■ Exercise ■
If a line in the material below has the string "control", copy it out.

■ The records ■
::::::::
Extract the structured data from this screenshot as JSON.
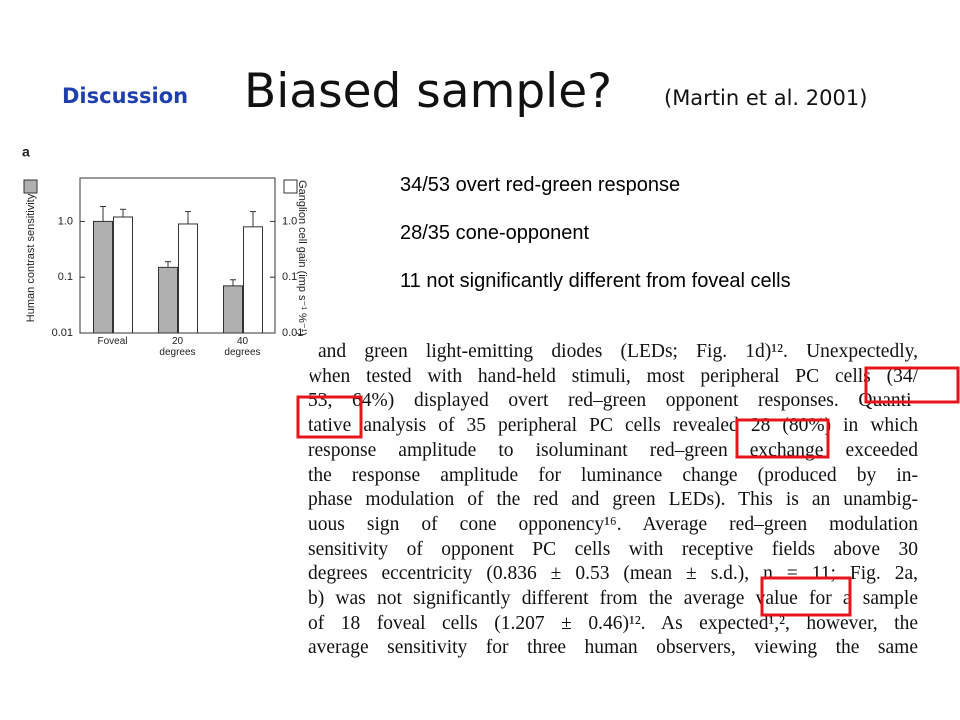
{
  "header": {
    "section": "Discussion",
    "title": "Biased sample?",
    "citation": "(Martin et al. 2001)"
  },
  "bullets": [
    "34/53 overt red-green response",
    "28/35 cone-opponent",
    "11 not significantly different from foveal cells"
  ],
  "excerpt": {
    "lines": [
      "and green light-emitting diodes (LEDs; Fig. 1d)¹². Unexpectedly,",
      "when tested with hand-held stimuli, most peripheral PC cells (34/",
      "53, 64%) displayed overt red–green opponent responses. Quanti-",
      "tative analysis of 35 peripheral PC cells revealed 28 (80%) in which",
      "response amplitude to isoluminant red–green exchange exceeded",
      "the response amplitude for luminance change (produced by in-",
      "phase modulation of the red and green LEDs). This is an unambig-",
      "uous sign of cone opponency¹⁶. Average red–green modulation",
      "sensitivity of opponent PC cells with receptive fields above 30",
      "degrees eccentricity (0.836 ± 0.53 (mean ± s.d.), n = 11; Fig. 2a,",
      "b) was not significantly different from the average value for a sample",
      "of 18 foveal cells (1.207 ± 0.46)¹². As expected¹,², however, the",
      "average sensitivity for three human observers, viewing the same"
    ]
  },
  "chart_data": {
    "type": "bar",
    "panel_label": "a",
    "y_label": "Human contrast sensitivity",
    "y2_label": "Ganglion cell gain (imp s⁻¹ %⁻¹)",
    "categories": [
      "Foveal",
      "20 degrees",
      "40 degrees"
    ],
    "series": [
      {
        "color": "#b0b0b0",
        "values": [
          1.0,
          0.15,
          0.07
        ],
        "errors": [
          0.85,
          0.04,
          0.02
        ]
      },
      {
        "color": "#ffffff",
        "axis": "y2",
        "values": [
          1.2,
          0.9,
          0.8
        ],
        "errors": [
          0.45,
          0.6,
          0.7
        ]
      }
    ],
    "ylim": [
      0.01,
      6
    ],
    "yticks": [
      {
        "value": 1,
        "label": "1.0"
      },
      0.1,
      0.01
    ],
    "y2lim": [
      0.01,
      6
    ],
    "y2ticks": [
      {
        "value": 1,
        "label": "1.0"
      },
      0.1,
      0.01
    ],
    "log_scale": true
  }
}
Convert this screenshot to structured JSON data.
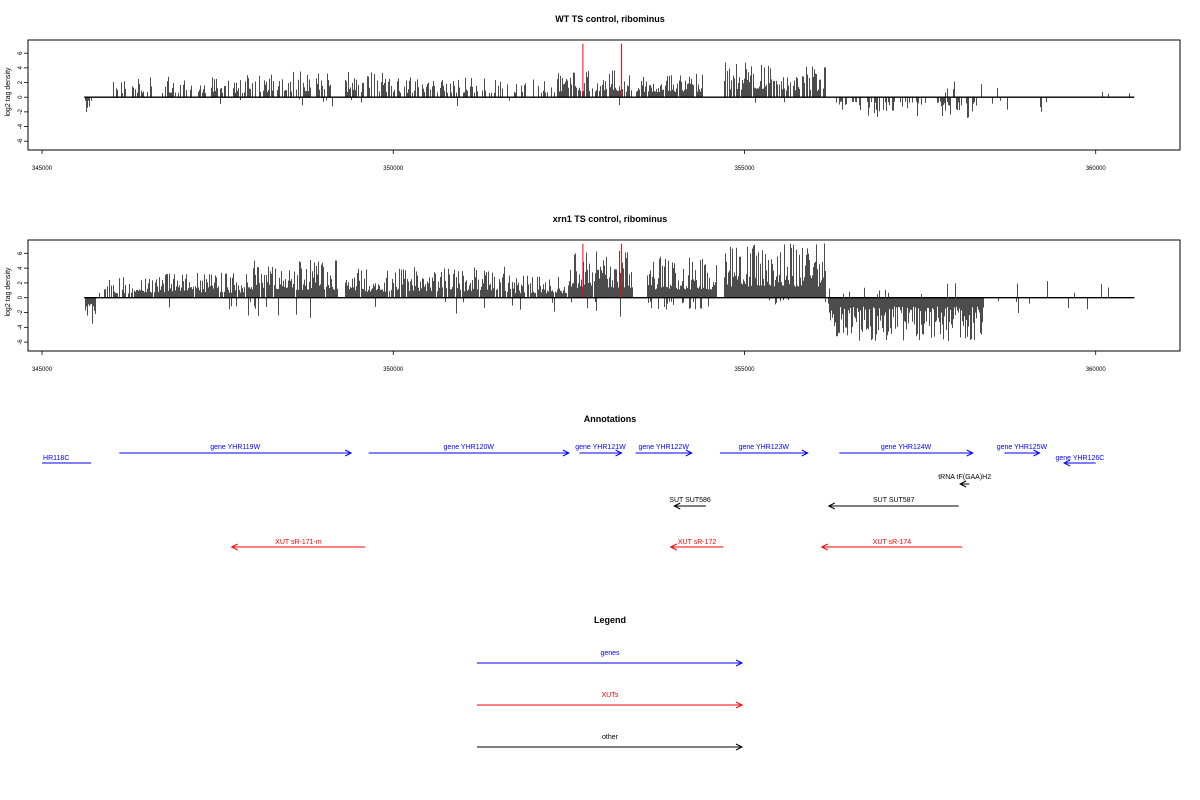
{
  "chart_data": [
    {
      "type": "bar",
      "title": "WT TS control, ribominus",
      "xlabel": "",
      "ylabel": "log2 tag density",
      "xlim": [
        344800,
        361200
      ],
      "ylim": [
        -7.2,
        7.8
      ],
      "x_ticks": [
        "345000",
        "350000",
        "355000",
        "360000"
      ],
      "y_ticks": [
        "6",
        "4",
        "2",
        "0",
        "-2",
        "-4",
        "-6"
      ],
      "genomic_range": [
        345600,
        360550
      ],
      "highlight_positions": [
        352700,
        353250
      ],
      "highlight_value": 7.3,
      "positive_segments": [
        {
          "start": 346000,
          "end": 346400,
          "density": 0.4,
          "max": 2.5
        },
        {
          "start": 346400,
          "end": 347900,
          "density": 0.55,
          "max": 2.8
        },
        {
          "start": 347900,
          "end": 349100,
          "density": 0.6,
          "max": 3.5
        },
        {
          "start": 349300,
          "end": 350000,
          "density": 0.65,
          "max": 3.5
        },
        {
          "start": 350000,
          "end": 351300,
          "density": 0.6,
          "max": 3.0
        },
        {
          "start": 351300,
          "end": 352300,
          "density": 0.45,
          "max": 2.6
        },
        {
          "start": 352300,
          "end": 353400,
          "density": 0.7,
          "max": 3.8
        },
        {
          "start": 353450,
          "end": 354400,
          "density": 0.85,
          "max": 3.6
        },
        {
          "start": 354700,
          "end": 355350,
          "density": 0.9,
          "max": 5.2
        },
        {
          "start": 355350,
          "end": 356150,
          "density": 0.85,
          "max": 4.2
        },
        {
          "start": 356200,
          "end": 360500,
          "density": 0.03,
          "max": 2.2
        }
      ],
      "negative_segments": [
        {
          "start": 345600,
          "end": 345700,
          "density": 0.8,
          "max": 2.4
        },
        {
          "start": 346000,
          "end": 356200,
          "density": 0.02,
          "max": 1.5
        },
        {
          "start": 356300,
          "end": 358300,
          "density": 0.35,
          "max": 3.0
        },
        {
          "start": 358300,
          "end": 359400,
          "density": 0.12,
          "max": 2.3
        },
        {
          "start": 359400,
          "end": 360500,
          "density": 0.01,
          "max": 1.0
        }
      ]
    },
    {
      "type": "bar",
      "title": "xrn1 TS control, ribominus",
      "xlabel": "",
      "ylabel": "log2 tag density",
      "xlim": [
        344800,
        361200
      ],
      "ylim": [
        -7.2,
        7.8
      ],
      "x_ticks": [
        "345000",
        "350000",
        "355000",
        "360000"
      ],
      "y_ticks": [
        "6",
        "4",
        "2",
        "0",
        "-2",
        "-4",
        "-6"
      ],
      "genomic_range": [
        345600,
        360550
      ],
      "highlight_positions": [
        352700,
        353250
      ],
      "highlight_value": 7.3,
      "positive_segments": [
        {
          "start": 345800,
          "end": 346300,
          "density": 0.55,
          "max": 2.8
        },
        {
          "start": 346300,
          "end": 348000,
          "density": 0.95,
          "max": 3.4
        },
        {
          "start": 348000,
          "end": 349200,
          "density": 0.95,
          "max": 5.2
        },
        {
          "start": 349300,
          "end": 350200,
          "density": 0.9,
          "max": 4.0
        },
        {
          "start": 350200,
          "end": 351600,
          "density": 0.9,
          "max": 4.2
        },
        {
          "start": 351600,
          "end": 352500,
          "density": 0.85,
          "max": 3.0
        },
        {
          "start": 352500,
          "end": 353400,
          "density": 0.95,
          "max": 6.5
        },
        {
          "start": 353600,
          "end": 354600,
          "density": 0.98,
          "max": 5.6
        },
        {
          "start": 354700,
          "end": 356150,
          "density": 1.0,
          "max": 7.4
        },
        {
          "start": 356200,
          "end": 358100,
          "density": 0.1,
          "max": 2.0
        },
        {
          "start": 358100,
          "end": 360500,
          "density": 0.04,
          "max": 2.5
        }
      ],
      "negative_segments": [
        {
          "start": 345600,
          "end": 345750,
          "density": 1.0,
          "max": 3.8
        },
        {
          "start": 345750,
          "end": 353500,
          "density": 0.04,
          "max": 2.8
        },
        {
          "start": 353500,
          "end": 354500,
          "density": 0.3,
          "max": 2.6
        },
        {
          "start": 354500,
          "end": 356200,
          "density": 0.05,
          "max": 1.5
        },
        {
          "start": 356200,
          "end": 358400,
          "density": 1.0,
          "max": 6.0
        },
        {
          "start": 358400,
          "end": 360500,
          "density": 0.05,
          "max": 2.2
        }
      ]
    }
  ],
  "annotations": {
    "title": "Annotations",
    "xlim": [
      344800,
      361200
    ],
    "features": [
      {
        "label": "HR118C",
        "class": "gene",
        "strand": "-",
        "start": 345000,
        "end": 345700,
        "row": "gene-low",
        "color": "#0000ff",
        "arrow": false
      },
      {
        "label": "gene YHR119W",
        "class": "gene",
        "strand": "+",
        "start": 346100,
        "end": 349400,
        "row": "gene-high",
        "color": "#0000ff",
        "arrow": true
      },
      {
        "label": "gene YHR120W",
        "class": "gene",
        "strand": "+",
        "start": 349650,
        "end": 352500,
        "row": "gene-high",
        "color": "#0000ff",
        "arrow": true
      },
      {
        "label": "gene YHR121W",
        "class": "gene",
        "strand": "+",
        "start": 352650,
        "end": 353250,
        "row": "gene-high",
        "color": "#0000ff",
        "arrow": true
      },
      {
        "label": "gene YHR122W",
        "class": "gene",
        "strand": "+",
        "start": 353450,
        "end": 354250,
        "row": "gene-high",
        "color": "#0000ff",
        "arrow": true
      },
      {
        "label": "gene YHR123W",
        "class": "gene",
        "strand": "+",
        "start": 354650,
        "end": 355900,
        "row": "gene-high",
        "color": "#0000ff",
        "arrow": true
      },
      {
        "label": "gene YHR124W",
        "class": "gene",
        "strand": "+",
        "start": 356350,
        "end": 358250,
        "row": "gene-high",
        "color": "#0000ff",
        "arrow": true
      },
      {
        "label": "gene YHR125W",
        "class": "gene",
        "strand": "+",
        "start": 358700,
        "end": 359200,
        "row": "gene-high",
        "color": "#0000ff",
        "arrow": true
      },
      {
        "label": "gene YHR126C",
        "class": "gene",
        "strand": "-",
        "start": 359550,
        "end": 360000,
        "row": "gene-low",
        "color": "#0000ff",
        "arrow": true
      },
      {
        "label": "tRNA tF(GAA)H2",
        "class": "other",
        "strand": "-",
        "start": 358070,
        "end": 358200,
        "row": "trna",
        "color": "#000000",
        "arrow": true
      },
      {
        "label": "SUT SUT586",
        "class": "other",
        "strand": "-",
        "start": 354000,
        "end": 354450,
        "row": "sut",
        "color": "#000000",
        "arrow": true
      },
      {
        "label": "SUT SUT587",
        "class": "other",
        "strand": "-",
        "start": 356200,
        "end": 358050,
        "row": "sut",
        "color": "#000000",
        "arrow": true
      },
      {
        "label": "XUT sR-171-m",
        "class": "xut",
        "strand": "-",
        "start": 347700,
        "end": 349600,
        "row": "xut",
        "color": "#ff0000",
        "arrow": true
      },
      {
        "label": "XUT sR-172",
        "class": "xut",
        "strand": "-",
        "start": 353950,
        "end": 354700,
        "row": "xut",
        "color": "#ff0000",
        "arrow": true
      },
      {
        "label": "XUT sR-174",
        "class": "xut",
        "strand": "-",
        "start": 356100,
        "end": 358100,
        "row": "xut",
        "color": "#ff0000",
        "arrow": true
      }
    ]
  },
  "legend": {
    "title": "Legend",
    "items": [
      {
        "label": "genes",
        "color": "#0000ff"
      },
      {
        "label": "XUTs",
        "color": "#ff0000"
      },
      {
        "label": "other",
        "color": "#000000"
      }
    ]
  }
}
::::::::
■ Exercise output ■
      "title": "WT TS control, ribominus",
      "title": "xrn1 TS control, ribominus",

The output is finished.